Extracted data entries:
****

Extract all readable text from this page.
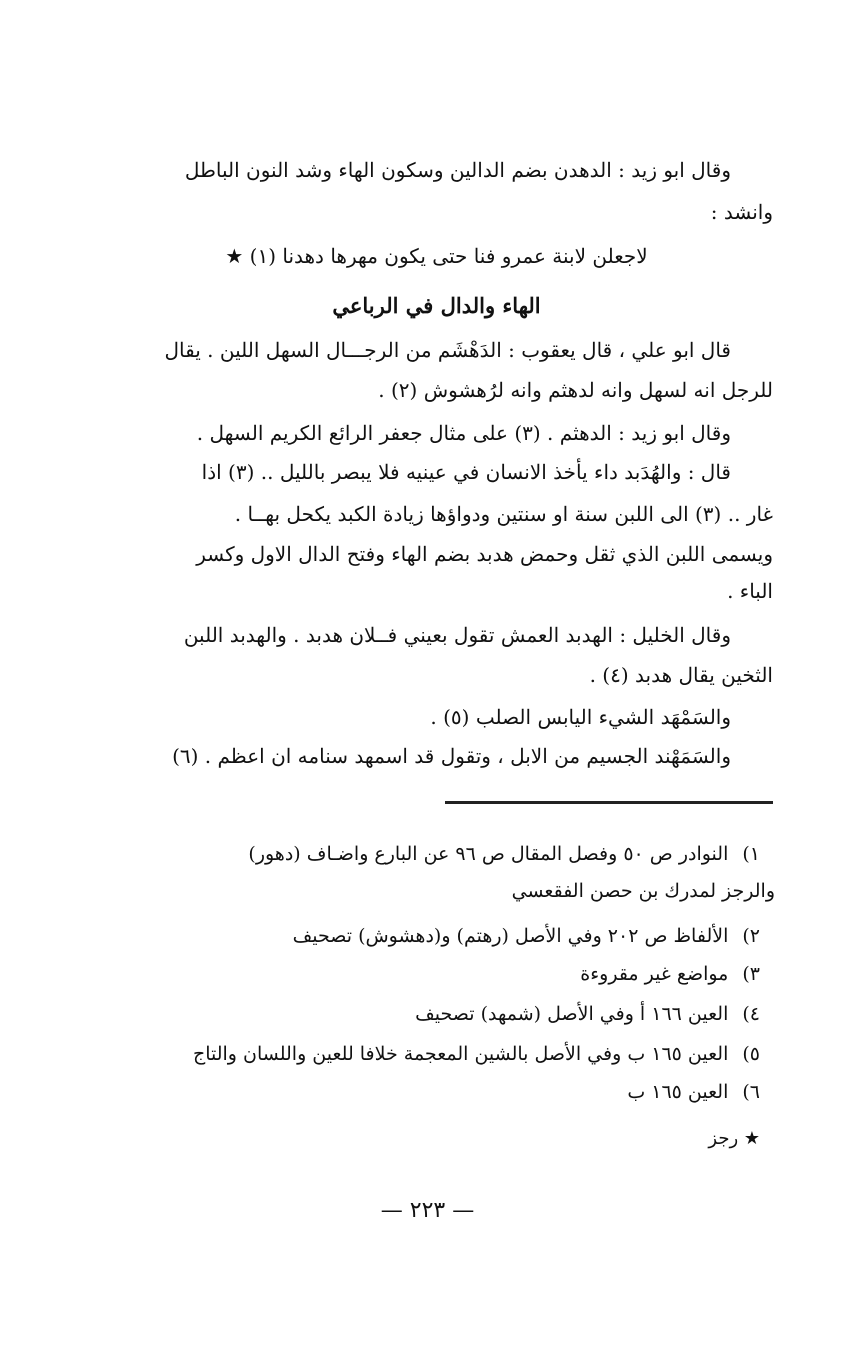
وقال ابو زيد : الدهدن بضم الدالين وسكون الهاء وشد النون الباطل
وانشد :
لاجعلن لابنة عمرو فنا حتى يكون مهرها دهدنا (١) ★
الهاء والدال في الرباعي
قال ابو علي ، قال يعقوب : الدَهْشَم من الرجـــال السهل اللين . يقال
للرجل انه لسهل وانه لدهثم وانه لرُهشوش (٢) .
وقال ابو زيد : الدهثم . (٣) على مثال جعفر الرائع الكريم السهل .
قال : والهُدَبد داء يأخذ الانسان في عينيه فلا يبصر بالليل .. (٣) اذا
غار .. (٣) الى اللبن سنة او سنتين ودواؤها زيادة الكبد يكحل بهــا .
ويسمى اللبن الذي ثقل وحمض هدبد بضم الهاء وفتح الدال الاول وكسر
الباء .
وقال الخليل : الهدبد العمش تقول بعيني فــلان هدبد . والهدبد اللبن
الثخين يقال هدبد (٤) .
والسَمْهَد الشيء اليابس الصلب (٥) .
والسَمَهْند الجسيم من الابل ، وتقول قد اسمهد سنامه ان اعظم . (٦)
١)النوادر ص ٥٠ وفصل المقال ص ٩٦ عن البارع واضـاف (دهور)
والرجز لمدرك بن حصن الفقعسي
٢)الألفاظ ص ٢٠٢ وفي الأصل (رهتم) و(دهشوش) تصحيف
٣)مواضع غير مقروءة
٤)العين ١٦٦ أ وفي الأصل (شمهد) تصحيف
٥)العين ١٦٥ ب وفي الأصل بالشين المعجمة خلافا للعين واللسان والتاج
٦)العين ١٦٥ ب
★ رجز
— ٢٢٣ —
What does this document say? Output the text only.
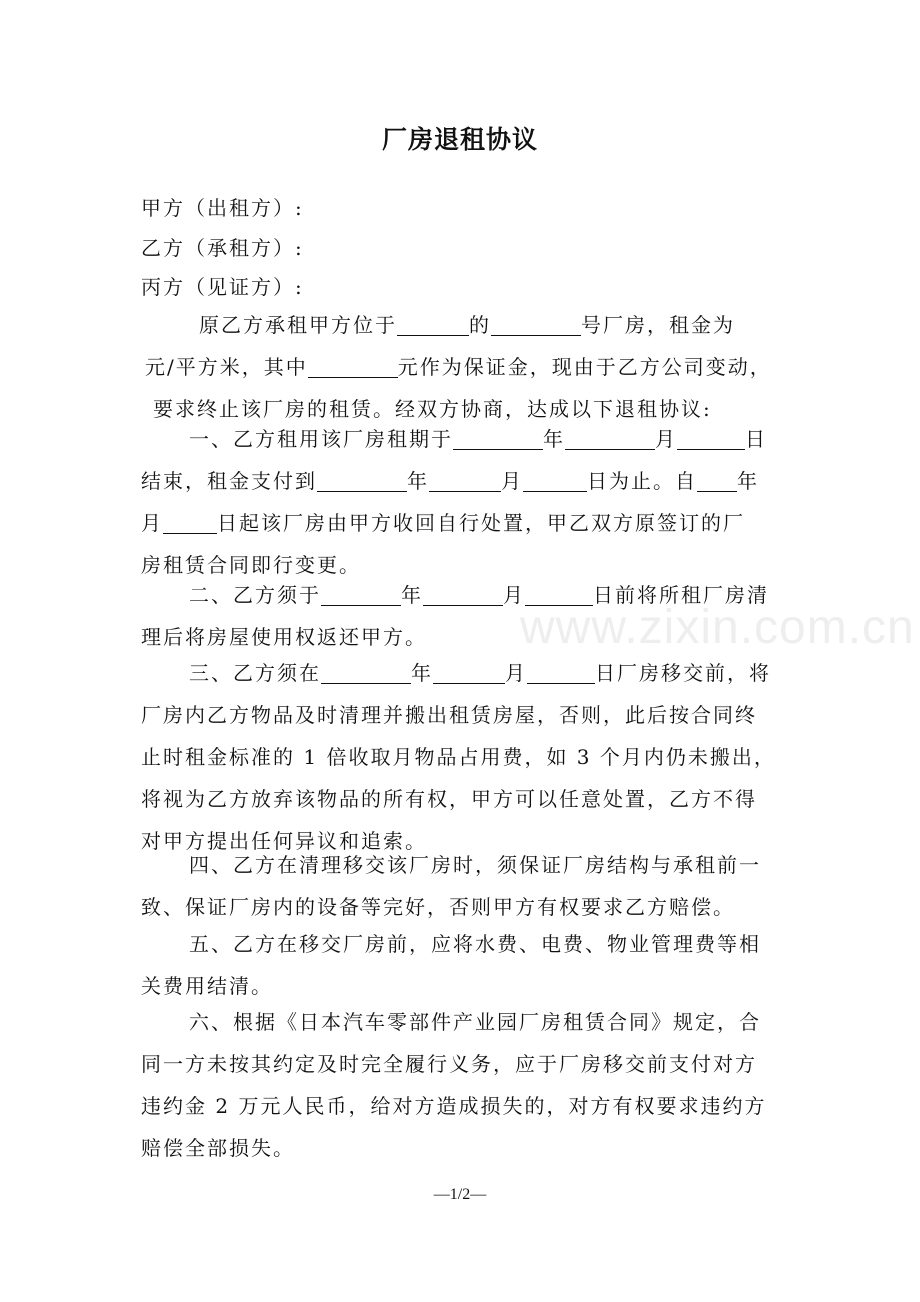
www.zixin.com.cn
厂房退租协议
甲方（出租方）:
乙方（承租方）:
丙方（见证方）:
原乙方承租甲方位于	的	号厂房，租金为
元/平方米，其中	元作为保证金，现由于乙方公司变动，
要求终止该厂房的租赁。经双方协商，达成以下退租协议:
一、乙方租用该厂房租期于	年	月	日
结束，租金支付到	年	月	日为止。自 年
月	日起该厂房由甲方收回自行处置，甲乙双方原签订的厂
房租赁合同即行变更。
二、乙方须于	年	月	日前将所租厂房清
理后将房屋使用权返还甲方。
三、乙方须在	年	月	日厂房移交前，将
厂房内乙方物品及时清理并搬出租赁房屋，否则，此后按合同终
止时租金标准的 1 倍收取月物品占用费，如 3 个月内仍未搬出，
将视为乙方放弃该物品的所有权，甲方可以任意处置，乙方不得
对甲方提出任何异议和追索。
四、乙方在清理移交该厂房时，须保证厂房结构与承租前一
致、保证厂房内的设备等完好，否则甲方有权要求乙方赔偿。
五、乙方在移交厂房前，应将水费、电费、物业管理费等相
关费用结清。
六、根据《日本汽车零部件产业园厂房租赁合同》规定，合
同一方未按其约定及时完全履行义务，应于厂房移交前支付对方
违约金 2 万元人民币，给对方造成损失的，对方有权要求违约方
赔偿全部损失。
—1/2—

****

WHAT IS NEEDED. Looking at the entries above, state how many lines contain "والس"; give the number alone.

THE RESULT. 2